EXERCISE → Copy exactly the lines of the records below, starting at the line that contains "Output a JSON" and continuing through the last line, both included; omit any pictures.

ENTRIES SHOWN →
++++++
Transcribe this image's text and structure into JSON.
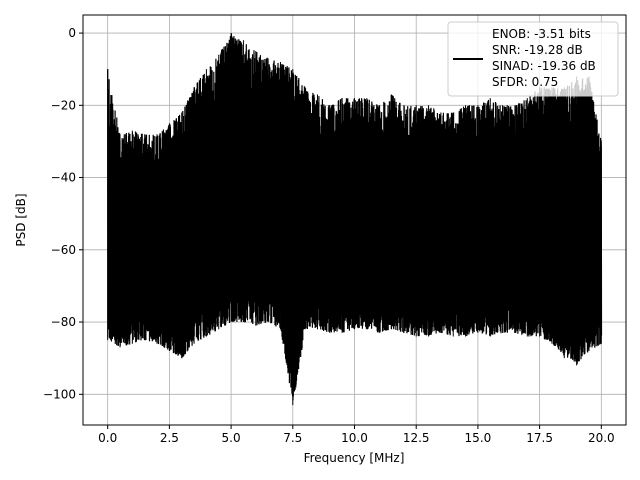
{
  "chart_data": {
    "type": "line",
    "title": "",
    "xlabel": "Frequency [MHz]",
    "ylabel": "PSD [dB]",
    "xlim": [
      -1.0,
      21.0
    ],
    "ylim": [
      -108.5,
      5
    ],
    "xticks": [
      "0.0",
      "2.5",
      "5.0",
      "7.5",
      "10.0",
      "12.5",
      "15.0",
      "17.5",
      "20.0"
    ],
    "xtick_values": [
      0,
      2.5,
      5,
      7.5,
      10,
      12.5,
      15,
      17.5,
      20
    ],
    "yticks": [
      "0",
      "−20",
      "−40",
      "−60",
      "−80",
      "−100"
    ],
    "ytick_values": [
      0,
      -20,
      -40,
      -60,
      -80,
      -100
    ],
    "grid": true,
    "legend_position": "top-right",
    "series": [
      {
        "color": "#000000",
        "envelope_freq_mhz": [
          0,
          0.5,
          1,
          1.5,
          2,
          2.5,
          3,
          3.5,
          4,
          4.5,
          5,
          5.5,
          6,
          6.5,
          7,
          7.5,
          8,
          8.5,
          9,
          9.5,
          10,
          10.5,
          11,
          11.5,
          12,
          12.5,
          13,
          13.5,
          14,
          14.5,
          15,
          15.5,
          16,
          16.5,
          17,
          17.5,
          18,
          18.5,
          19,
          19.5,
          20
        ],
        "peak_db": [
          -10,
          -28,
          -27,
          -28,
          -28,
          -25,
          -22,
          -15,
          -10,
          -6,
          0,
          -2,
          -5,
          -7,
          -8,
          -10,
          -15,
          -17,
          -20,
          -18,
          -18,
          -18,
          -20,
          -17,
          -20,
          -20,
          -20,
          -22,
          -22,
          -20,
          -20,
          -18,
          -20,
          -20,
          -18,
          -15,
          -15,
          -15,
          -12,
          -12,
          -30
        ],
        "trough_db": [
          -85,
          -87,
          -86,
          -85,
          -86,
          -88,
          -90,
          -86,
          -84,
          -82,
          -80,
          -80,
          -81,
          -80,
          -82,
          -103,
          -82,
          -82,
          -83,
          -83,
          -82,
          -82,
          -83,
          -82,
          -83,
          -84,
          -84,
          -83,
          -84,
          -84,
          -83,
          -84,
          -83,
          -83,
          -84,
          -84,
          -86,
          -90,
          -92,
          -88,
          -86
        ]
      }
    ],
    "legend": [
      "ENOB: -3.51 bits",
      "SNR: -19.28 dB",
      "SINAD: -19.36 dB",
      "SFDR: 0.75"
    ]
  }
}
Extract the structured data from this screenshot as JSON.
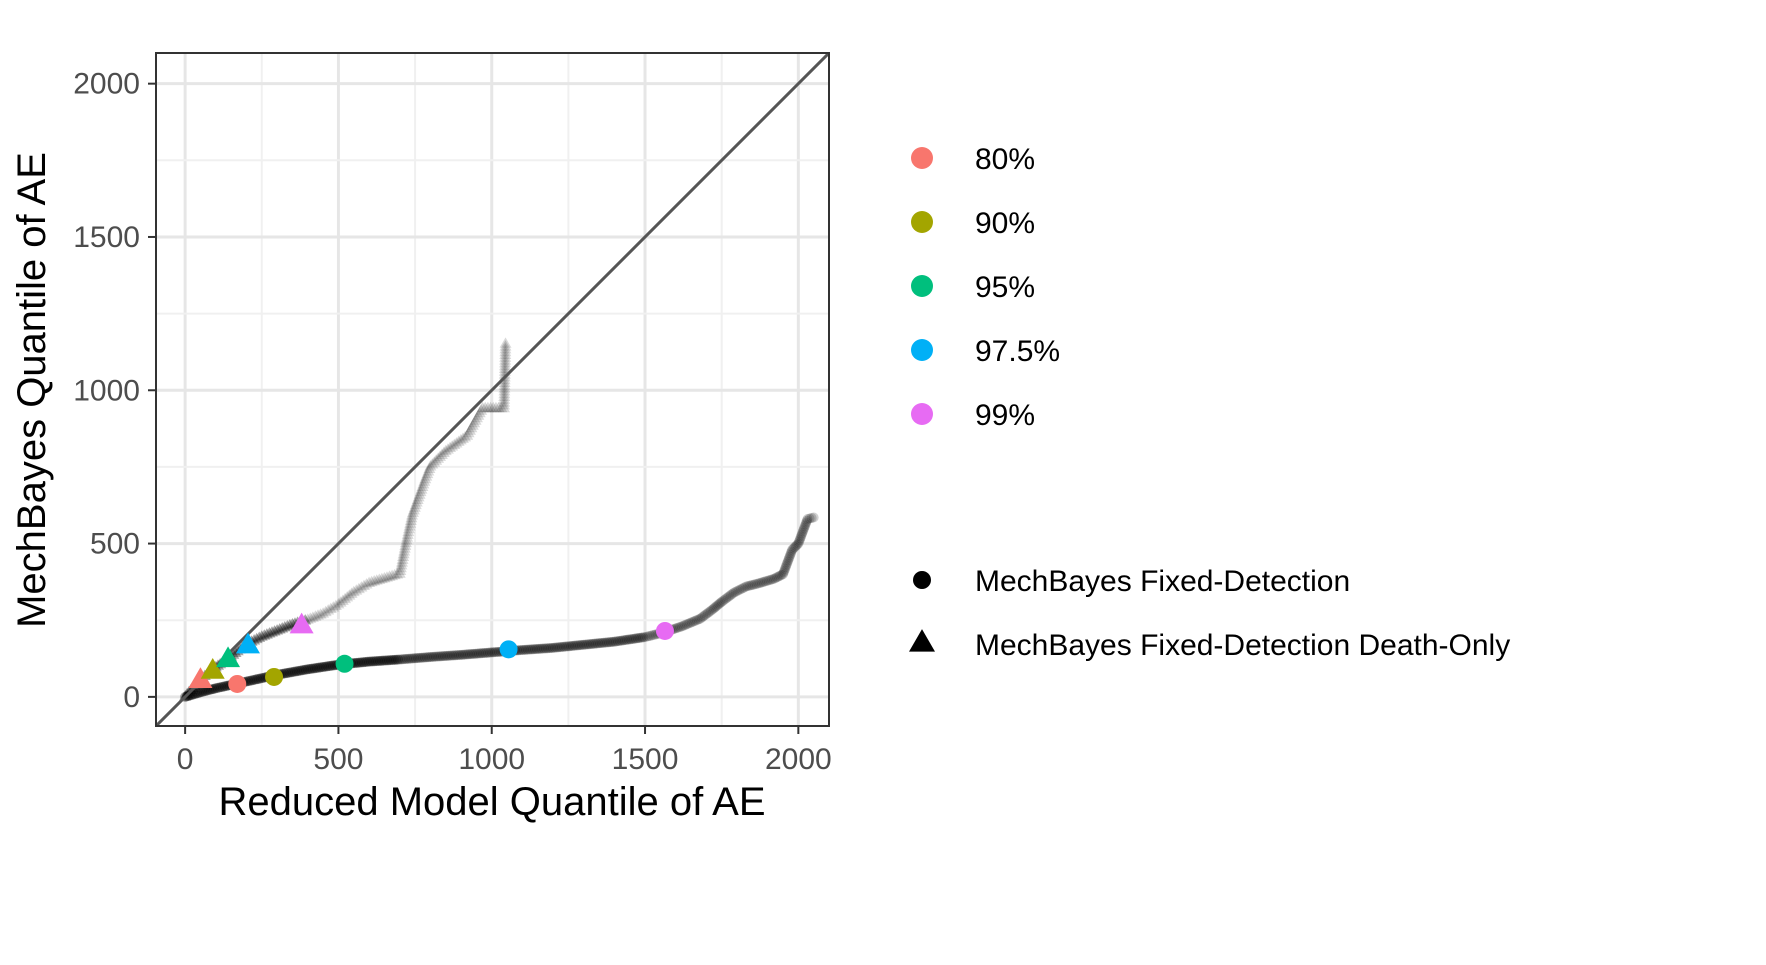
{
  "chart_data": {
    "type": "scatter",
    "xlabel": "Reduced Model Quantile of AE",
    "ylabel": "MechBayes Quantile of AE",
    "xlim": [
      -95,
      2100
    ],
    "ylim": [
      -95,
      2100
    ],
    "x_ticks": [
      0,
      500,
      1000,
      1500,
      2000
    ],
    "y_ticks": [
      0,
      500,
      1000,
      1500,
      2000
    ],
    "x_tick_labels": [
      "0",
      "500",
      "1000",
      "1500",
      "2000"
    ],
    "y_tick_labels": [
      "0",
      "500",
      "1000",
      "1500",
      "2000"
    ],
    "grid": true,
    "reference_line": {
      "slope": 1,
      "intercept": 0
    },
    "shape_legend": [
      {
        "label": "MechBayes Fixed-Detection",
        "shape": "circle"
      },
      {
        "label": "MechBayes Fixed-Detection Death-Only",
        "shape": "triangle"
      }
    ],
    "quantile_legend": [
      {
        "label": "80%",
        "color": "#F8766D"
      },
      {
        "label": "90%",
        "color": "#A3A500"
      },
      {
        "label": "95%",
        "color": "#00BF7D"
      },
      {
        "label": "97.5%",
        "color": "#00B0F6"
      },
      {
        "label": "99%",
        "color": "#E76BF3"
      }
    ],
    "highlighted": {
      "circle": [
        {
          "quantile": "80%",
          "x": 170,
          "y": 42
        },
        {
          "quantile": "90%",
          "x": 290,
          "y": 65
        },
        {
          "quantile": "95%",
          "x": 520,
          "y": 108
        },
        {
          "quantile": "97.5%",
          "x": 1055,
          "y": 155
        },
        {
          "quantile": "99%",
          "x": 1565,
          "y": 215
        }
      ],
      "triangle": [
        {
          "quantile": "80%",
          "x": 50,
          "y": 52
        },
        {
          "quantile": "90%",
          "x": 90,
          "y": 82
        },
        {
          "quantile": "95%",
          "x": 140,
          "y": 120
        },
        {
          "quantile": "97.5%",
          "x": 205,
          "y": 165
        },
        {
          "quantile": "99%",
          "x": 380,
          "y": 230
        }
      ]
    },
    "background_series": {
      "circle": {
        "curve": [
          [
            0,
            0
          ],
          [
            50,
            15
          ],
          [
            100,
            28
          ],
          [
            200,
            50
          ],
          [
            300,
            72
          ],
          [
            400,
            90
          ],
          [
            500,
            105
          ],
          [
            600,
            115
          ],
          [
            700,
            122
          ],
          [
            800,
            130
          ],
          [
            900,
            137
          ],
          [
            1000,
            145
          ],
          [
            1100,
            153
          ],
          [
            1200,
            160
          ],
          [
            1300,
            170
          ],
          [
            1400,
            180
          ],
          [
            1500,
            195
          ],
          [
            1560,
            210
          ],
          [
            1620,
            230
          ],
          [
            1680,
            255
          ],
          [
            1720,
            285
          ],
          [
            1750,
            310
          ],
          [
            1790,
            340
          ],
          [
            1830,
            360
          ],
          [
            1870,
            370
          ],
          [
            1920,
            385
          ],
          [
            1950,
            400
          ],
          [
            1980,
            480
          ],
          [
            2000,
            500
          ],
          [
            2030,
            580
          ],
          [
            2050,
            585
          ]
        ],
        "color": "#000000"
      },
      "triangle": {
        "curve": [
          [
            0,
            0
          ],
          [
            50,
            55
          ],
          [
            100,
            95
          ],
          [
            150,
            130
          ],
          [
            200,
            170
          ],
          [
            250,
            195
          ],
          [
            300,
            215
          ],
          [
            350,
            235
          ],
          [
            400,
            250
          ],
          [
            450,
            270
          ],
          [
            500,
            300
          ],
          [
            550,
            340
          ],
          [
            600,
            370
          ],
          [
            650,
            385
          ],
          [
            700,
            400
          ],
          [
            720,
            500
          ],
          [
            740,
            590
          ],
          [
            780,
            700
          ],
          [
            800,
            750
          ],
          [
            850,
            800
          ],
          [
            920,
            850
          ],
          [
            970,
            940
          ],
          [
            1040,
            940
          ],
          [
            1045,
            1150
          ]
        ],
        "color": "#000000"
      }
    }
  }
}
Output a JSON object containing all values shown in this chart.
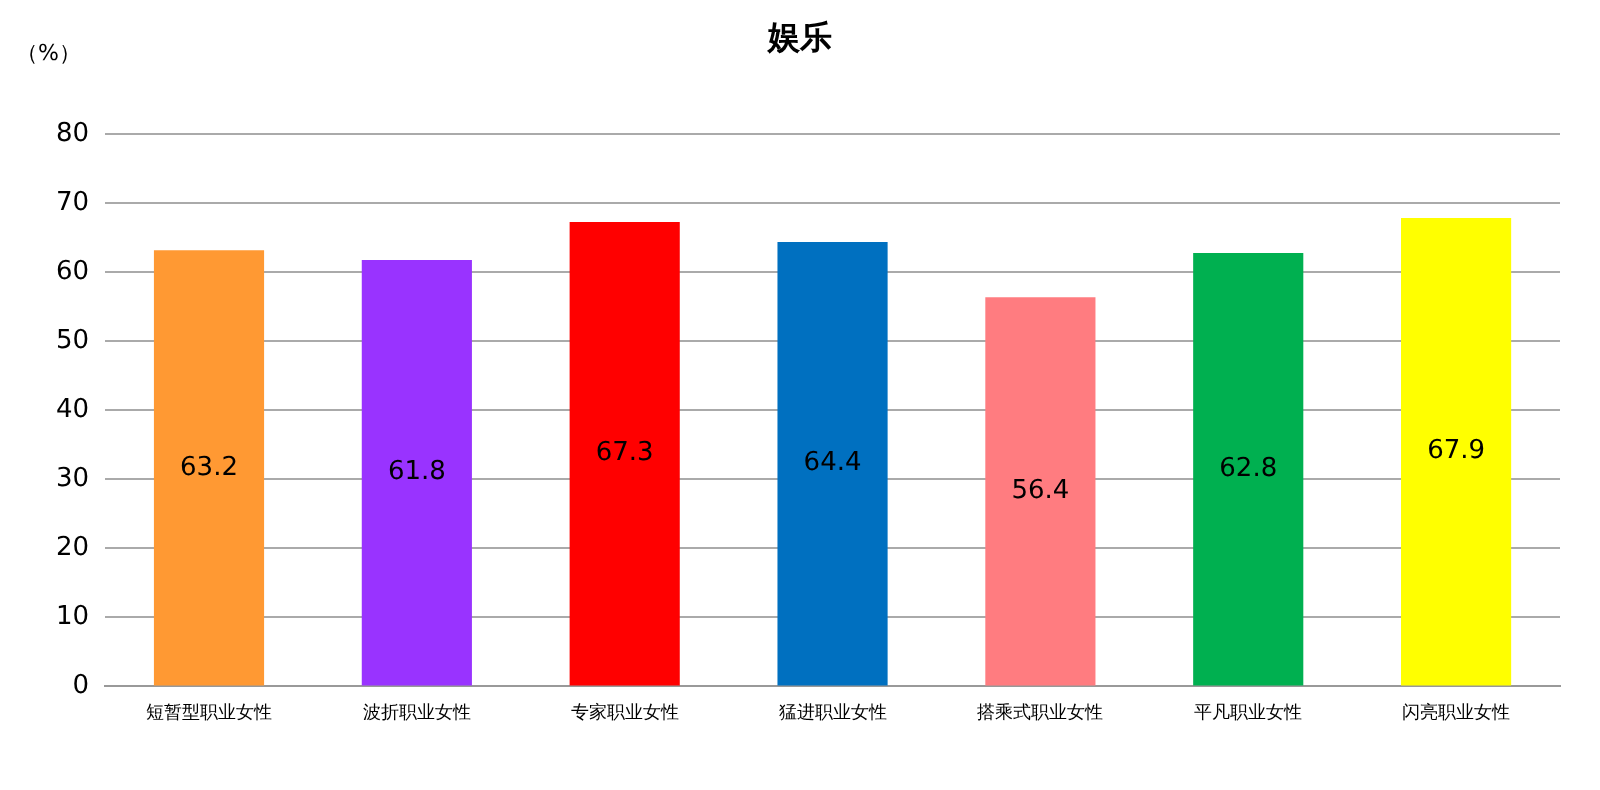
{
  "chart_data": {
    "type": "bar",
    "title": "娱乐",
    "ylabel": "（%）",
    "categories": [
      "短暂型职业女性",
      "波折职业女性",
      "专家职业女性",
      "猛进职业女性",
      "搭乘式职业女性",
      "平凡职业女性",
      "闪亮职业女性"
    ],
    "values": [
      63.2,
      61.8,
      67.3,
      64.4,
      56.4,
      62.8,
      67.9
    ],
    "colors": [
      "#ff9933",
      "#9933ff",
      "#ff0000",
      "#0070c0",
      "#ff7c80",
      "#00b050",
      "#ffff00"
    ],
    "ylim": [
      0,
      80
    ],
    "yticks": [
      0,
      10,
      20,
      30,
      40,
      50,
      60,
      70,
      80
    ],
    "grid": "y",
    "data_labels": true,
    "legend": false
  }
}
++++++
ANSWER FOR THE TASK →
Output a JSON object containing all values shown in this chart.
{
  "chart_data": {
    "type": "bar",
    "title": "娱乐",
    "ylabel": "（%）",
    "categories": [
      "短暂型职业女性",
      "波折职业女性",
      "专家职业女性",
      "猛进职业女性",
      "搭乘式职业女性",
      "平凡职业女性",
      "闪亮职业女性"
    ],
    "values": [
      63.2,
      61.8,
      67.3,
      64.4,
      56.4,
      62.8,
      67.9
    ],
    "colors": [
      "#ff9933",
      "#9933ff",
      "#ff0000",
      "#0070c0",
      "#ff7c80",
      "#00b050",
      "#ffff00"
    ],
    "ylim": [
      0,
      80
    ],
    "yticks": [
      0,
      10,
      20,
      30,
      40,
      50,
      60,
      70,
      80
    ],
    "grid": "y",
    "data_labels": true,
    "legend": false
  }
}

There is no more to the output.